## Provided records
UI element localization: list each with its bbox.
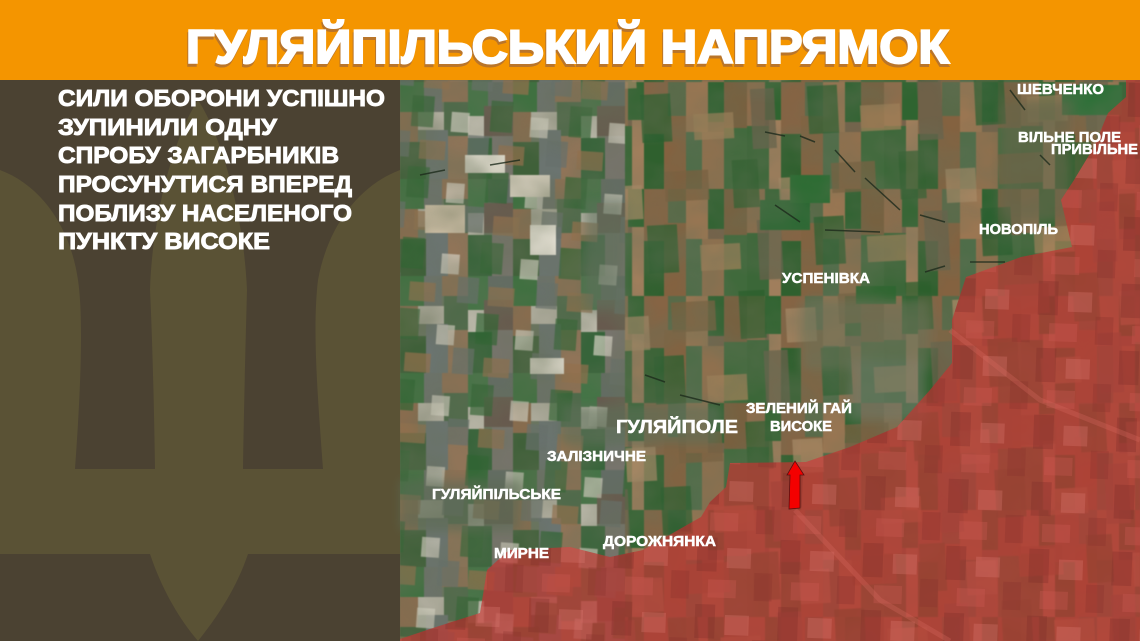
- place labels: ПРИВІЛЬНЕ: [1051, 142, 1138, 158]
- header bar: [0, 0, 1140, 80]
- text block: summary: СПРОБУ ЗАГАРБНИКІВ: [58, 142, 339, 168]
- arrow: direction of attack: [787, 461, 804, 509]
- text block: summary: ЗУПИНИЛИ ОДНУ: [58, 114, 278, 140]
- noise variation over fields: [400, 80, 1140, 641]
- text block: summary: [58, 85, 385, 254]
- place labels: НОВОПІЛЬ: [979, 222, 1058, 238]
- place labels: ШЕВЧЕНКО: [1017, 82, 1104, 98]
- place labels: ЗАЛІЗНИЧНЕ: [547, 449, 646, 465]
- place labels: УСПЕНІВКА: [782, 271, 871, 287]
- place labels: [432, 82, 1138, 562]
- text block: summary: ПУНКТУ ВИСОКЕ: [58, 228, 270, 254]
- place labels: ВІЛЬНЕ ПОЛЕ: [1018, 130, 1121, 146]
- trident emblem: [0, 100, 400, 641]
- place labels: ЗЕЛЕНИЙ ГАЙ: [746, 399, 852, 417]
- place labels: МИРНЕ: [494, 546, 549, 562]
- satellite map: [400, 80, 1140, 641]
- place labels: ВИСОКЕ: [770, 419, 832, 435]
- occupied territory (red overlay): [400, 80, 1140, 641]
- left panel background: [0, 80, 400, 641]
- place labels: ДОРОЖНЯНКА: [603, 534, 717, 550]
- place labels: ГУЛЯЙПІЛЬСЬКЕ: [432, 485, 561, 503]
- place labels: ГУЛЯЙПОЛЕ: [616, 416, 738, 437]
- title: ГУЛЯЙПІЛЬСЬКИЙ НАПРЯМОК: [186, 20, 949, 73]
- text block: summary: ПРОСУНУТИСЯ ВПЕРЕД: [58, 171, 352, 197]
- text block: summary: ПОБЛИЗУ НАСЕЛЕНОГО: [58, 200, 352, 226]
- text block: summary: СИЛИ ОБОРОНИ УСПІШНО: [58, 85, 385, 111]
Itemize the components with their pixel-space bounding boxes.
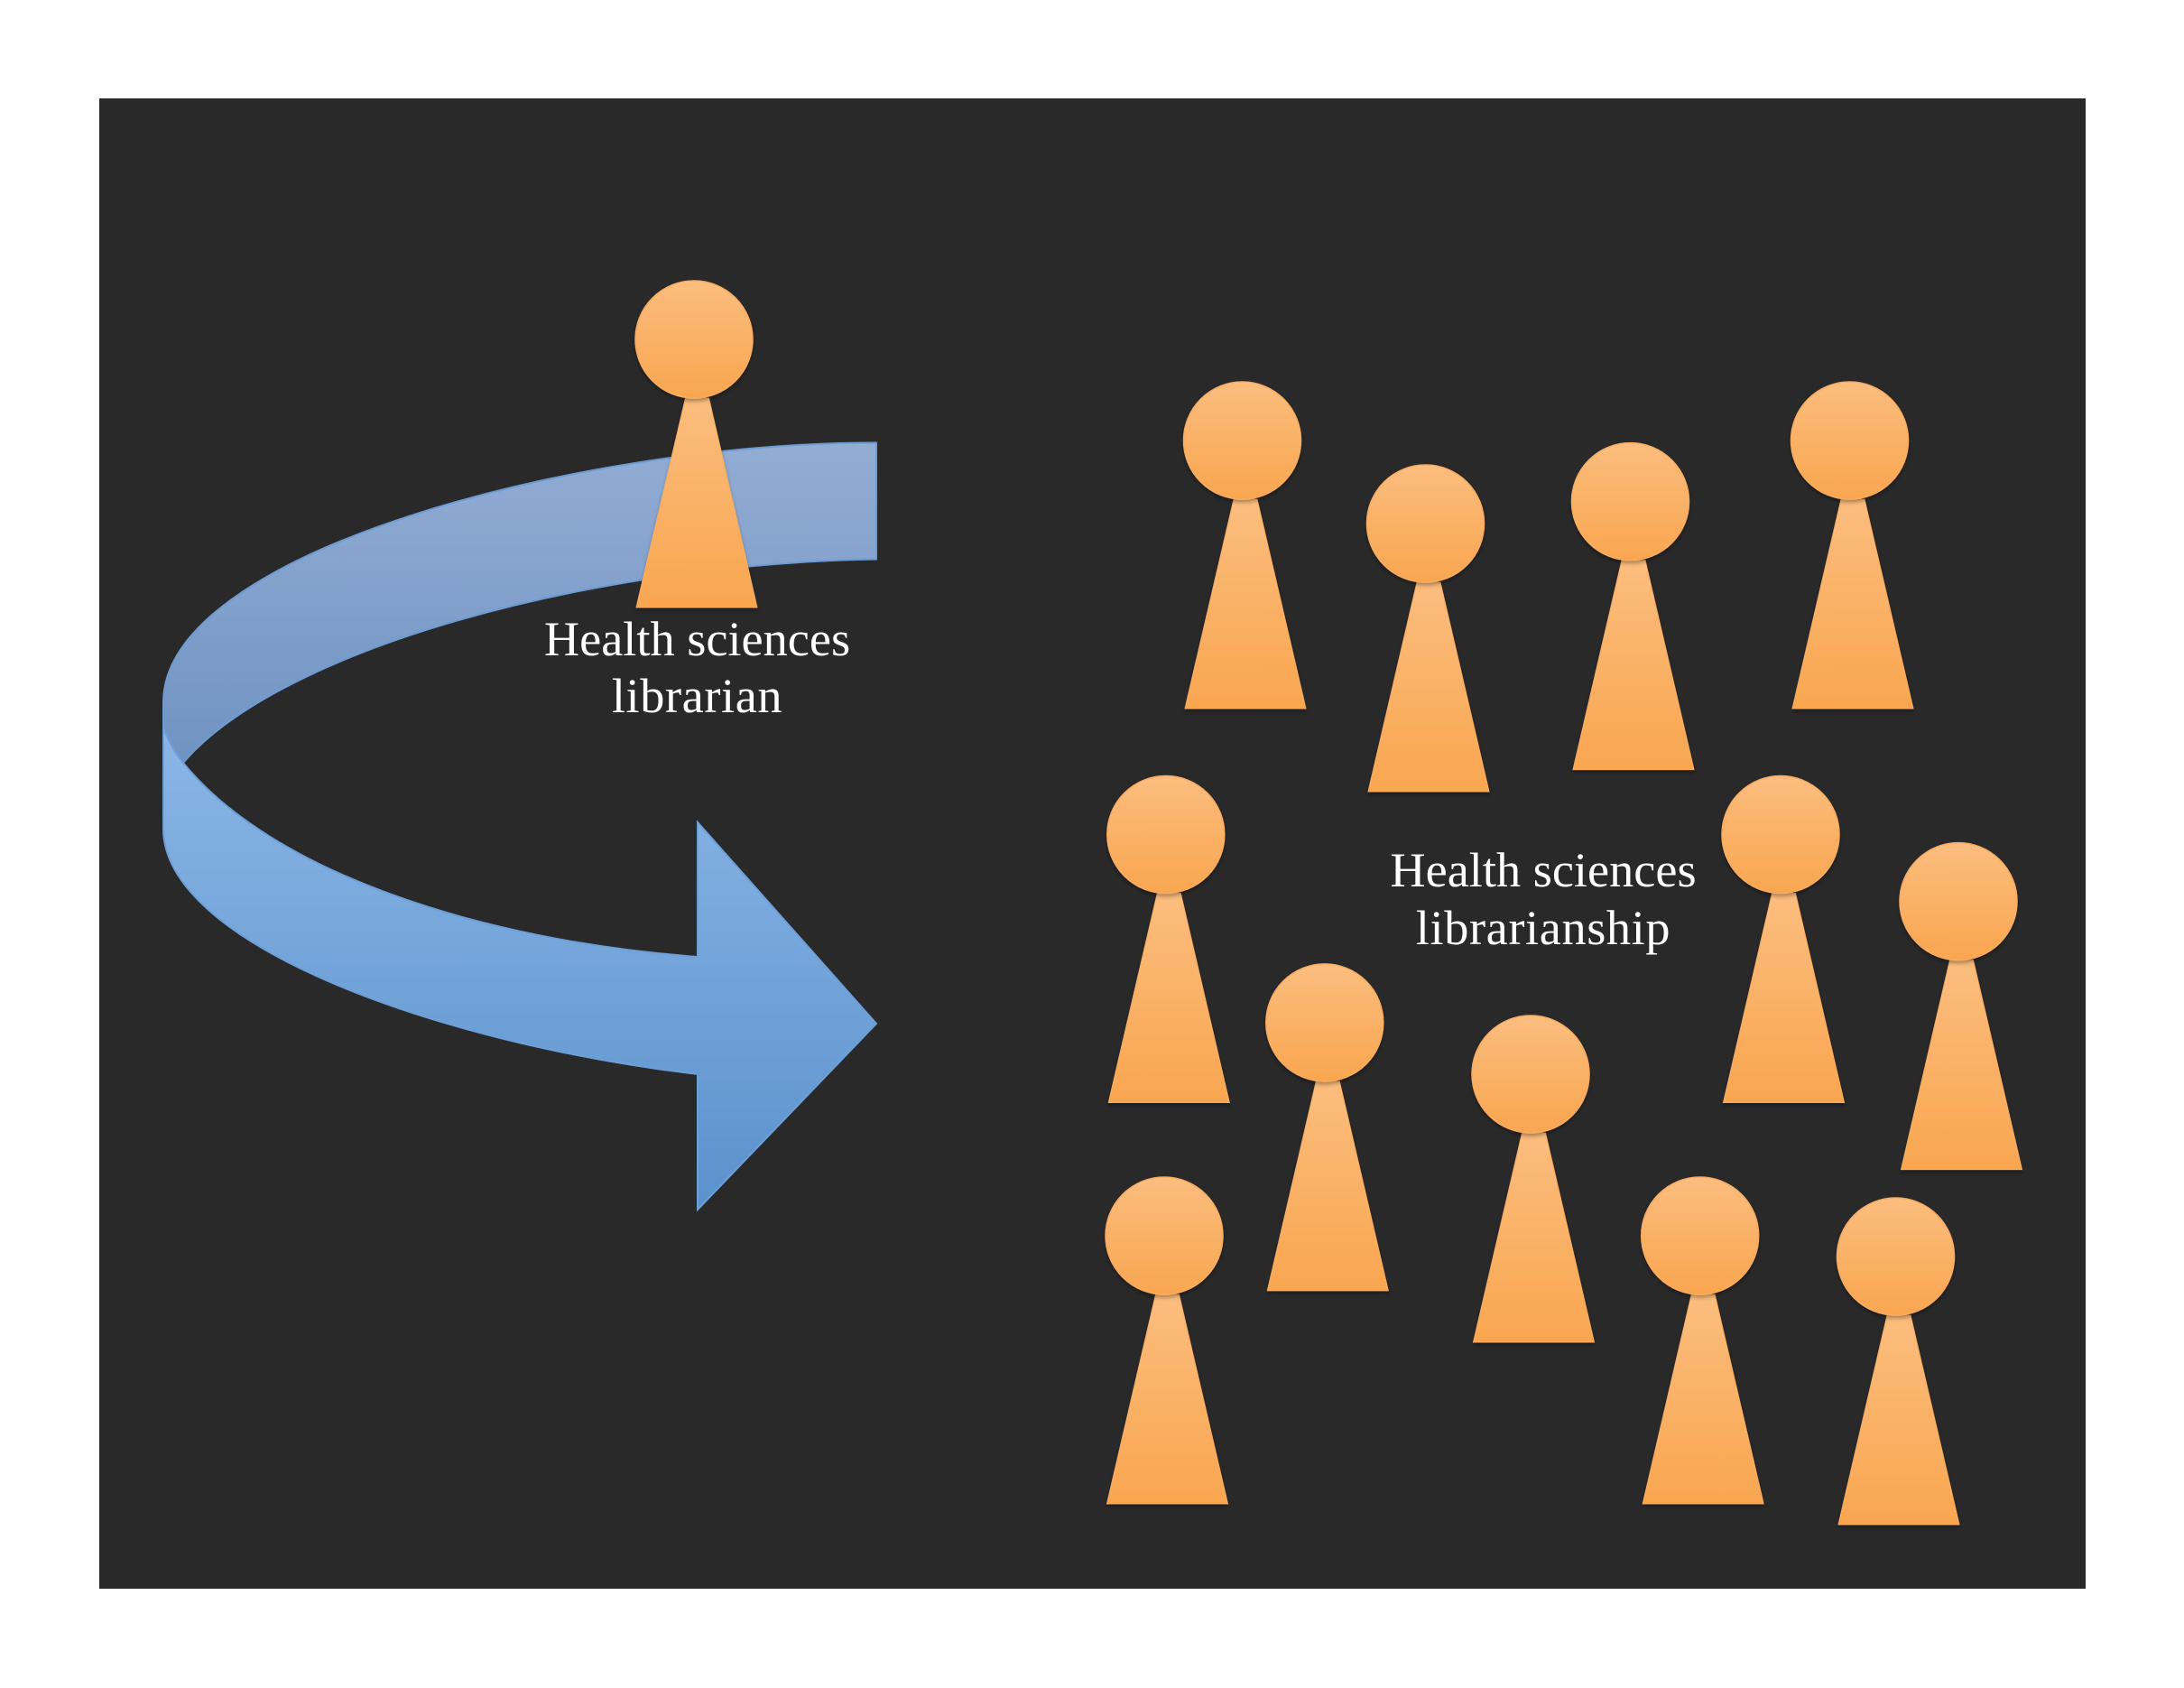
figure: group member 9 [1472,1016,1594,1342]
figure: group member 1 [1184,382,1306,709]
figure: group member 2 [1366,465,1489,792]
label: health sciences librarianship: Health sciences [1390,843,1697,897]
figure: group member 10 [1106,1177,1227,1504]
figure: group member 11 [1642,1177,1763,1504]
figure: group member 3 [1572,443,1694,770]
curved arrow [163,442,876,1210]
figure: group member 8 [1266,964,1388,1291]
figure: group member 7 [1900,843,2022,1170]
figure: health sciences librarian [635,281,757,607]
label: health sciences librarian: Health sciences [544,612,850,666]
figure: group member 6 [1722,776,1845,1103]
label: health sciences librarianship: librarianship [1416,901,1670,955]
figure: group member 12 [1837,1198,1959,1525]
figure: group member 4 [1791,382,1913,709]
arrow: lower front band and head [163,728,876,1210]
label: health sciences librarian: librarian [612,669,782,723]
arrow: upper back band [163,442,876,763]
figure: group member 5 [1107,776,1229,1103]
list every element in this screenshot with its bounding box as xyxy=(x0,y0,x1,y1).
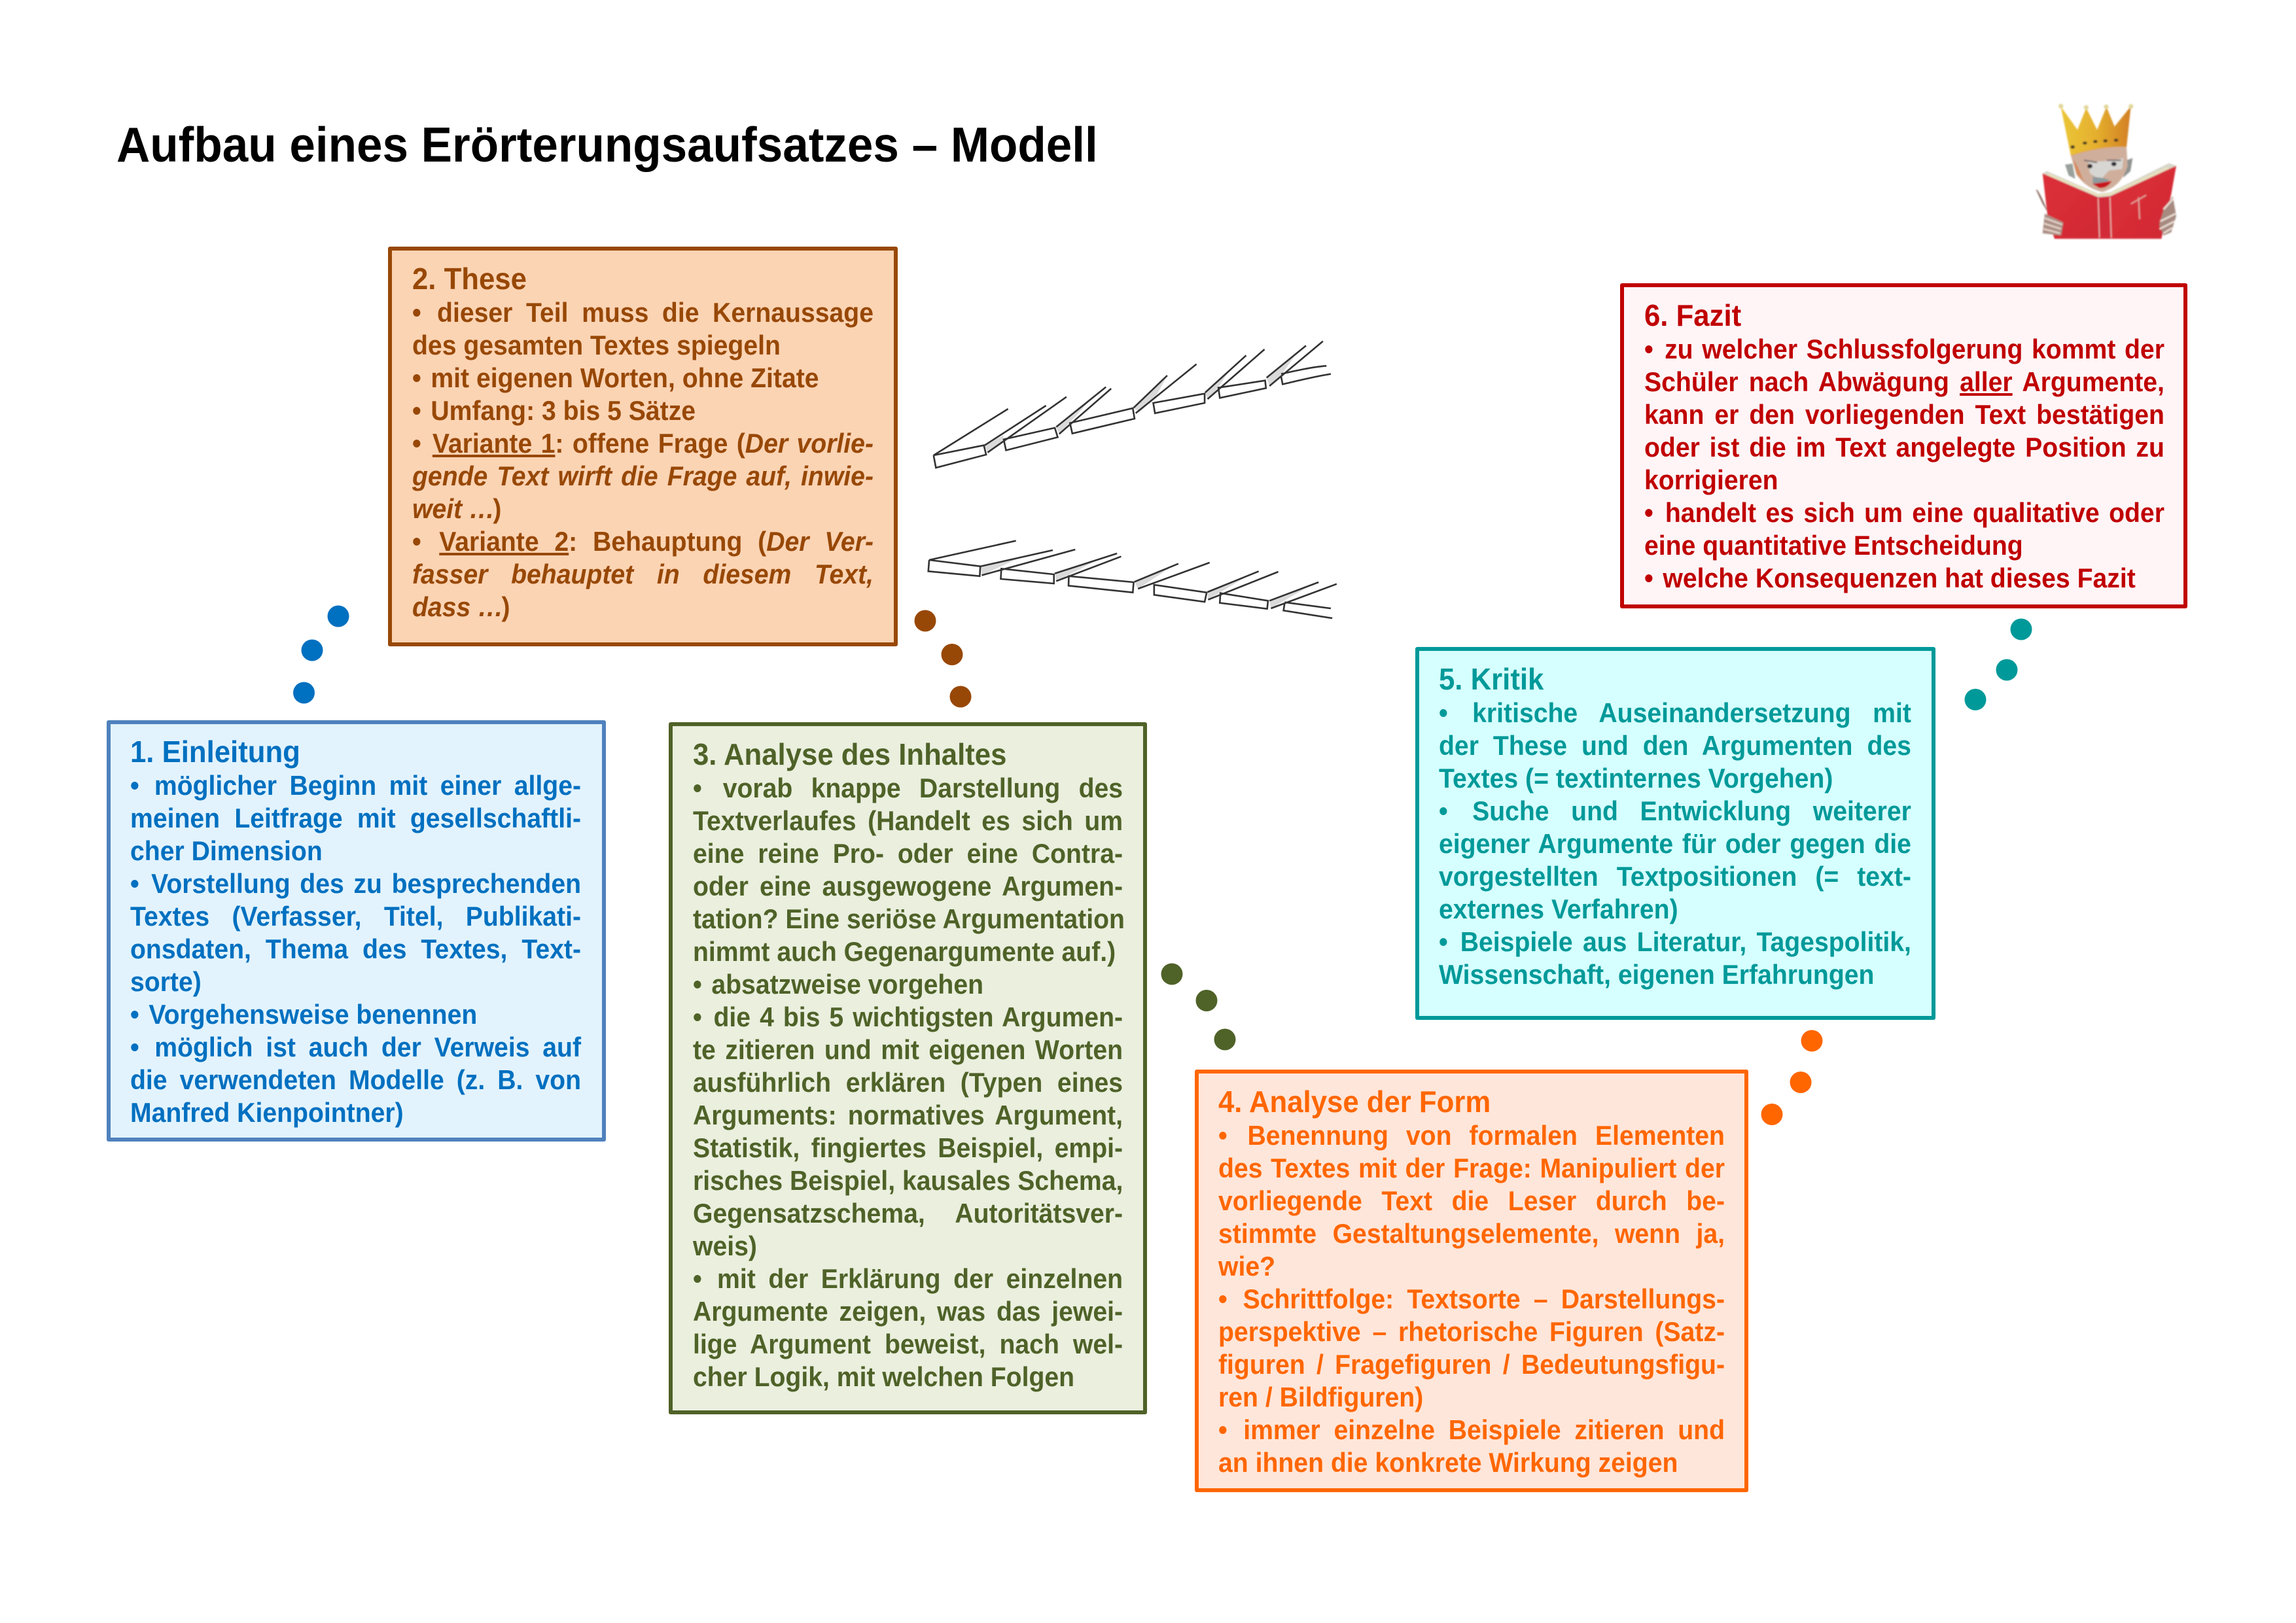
text block: Kritik: externes Verfahren) xyxy=(1439,894,1678,924)
text block: Kritik: • Beispiele aus Literatur, Tagespolitik, xyxy=(1439,926,1911,957)
text block: Fazit xyxy=(1644,298,2164,593)
text block: These: dass …) xyxy=(412,591,510,621)
text block: Einleitung: Manfred Kienpointner) xyxy=(130,1096,404,1128)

## Given problem
Copy every line of the items above word for word, leaving out the pictures.

## Correct output
UI element localization: list each with its bbox.
- place labels: ПРИВІЛЬНЕ: [1051, 142, 1138, 158]
- header bar: [0, 0, 1140, 80]
- text block: summary: СПРОБУ ЗАГАРБНИКІВ: [58, 142, 339, 168]
- arrow: direction of attack: [787, 461, 804, 509]
- text block: summary: ЗУПИНИЛИ ОДНУ: [58, 114, 278, 140]
- noise variation over fields: [400, 80, 1140, 641]
- text block: summary: [58, 85, 385, 254]
- place labels: НОВОПІЛЬ: [979, 222, 1058, 238]
- place labels: ШЕВЧЕНКО: [1017, 82, 1104, 98]
- place labels: ЗАЛІЗНИЧНЕ: [547, 449, 646, 465]
- place labels: УСПЕНІВКА: [782, 271, 871, 287]
- place labels: [432, 82, 1138, 562]
- text block: summary: ПУНКТУ ВИСОКЕ: [58, 228, 270, 254]
- place labels: ВІЛЬНЕ ПОЛЕ: [1018, 130, 1121, 146]
- trident emblem: [0, 100, 400, 641]
- place labels: ЗЕЛЕНИЙ ГАЙ: [746, 399, 852, 417]
- place labels: МИРНЕ: [494, 546, 549, 562]
- satellite map: [400, 80, 1140, 641]
- place labels: ВИСОКЕ: [770, 419, 832, 435]
- occupied territory (red overlay): [400, 80, 1140, 641]
- left panel background: [0, 80, 400, 641]
- place labels: ДОРОЖНЯНКА: [603, 534, 717, 550]
- place labels: ГУЛЯЙПІЛЬСЬКЕ: [432, 485, 561, 503]
- place labels: ГУЛЯЙПОЛЕ: [616, 416, 738, 437]
- title: ГУЛЯЙПІЛЬСЬКИЙ НАПРЯМОК: [186, 20, 949, 73]
- text block: summary: ПРОСУНУТИСЯ ВПЕРЕД: [58, 171, 352, 197]
- text block: summary: ПОБЛИЗУ НАСЕЛЕНОГО: [58, 200, 352, 226]
- text block: summary: СИЛИ ОБОРОНИ УСПІШНО: [58, 85, 385, 111]
Itemize the components with their pixel-space bounding boxes.
figure: group member 9 [1472,1016,1594,1342]
figure: group member 1 [1184,382,1306,709]
figure: group member 2 [1366,465,1489,792]
label: health sciences librarianship: Health sciences [1390,843,1697,897]
figure: group member 10 [1106,1177,1227,1504]
figure: group member 11 [1642,1177,1763,1504]
figure: group member 3 [1572,443,1694,770]
curved arrow [163,442,876,1210]
figure: group member 8 [1266,964,1388,1291]
figure: group member 7 [1900,843,2022,1170]
figure: health sciences librarian [635,281,757,607]
label: health sciences librarian: Health sciences [544,612,850,666]
figure: group member 6 [1722,776,1845,1103]
label: health sciences librarianship: librarianship [1416,901,1670,955]
figure: group member 12 [1837,1198,1959,1525]
figure: group member 4 [1791,382,1913,709]
arrow: lower front band and head [163,728,876,1210]
label: health sciences librarian: librarian [612,669,782,723]
arrow: upper back band [163,442,876,763]
figure: group member 5 [1107,776,1229,1103]
list every element in this screenshot with its bounding box as xyxy=(x0,y0,x1,y1).
text block: Kritik: externes Verfahren) xyxy=(1439,894,1678,924)
text block: Kritik: • Beispiele aus Literatur, Tagespolitik, xyxy=(1439,926,1911,957)
text block: Fazit xyxy=(1644,298,2164,593)
text block: These: dass …) xyxy=(412,591,510,621)
text block: Einleitung: Manfred Kienpointner) xyxy=(130,1096,404,1128)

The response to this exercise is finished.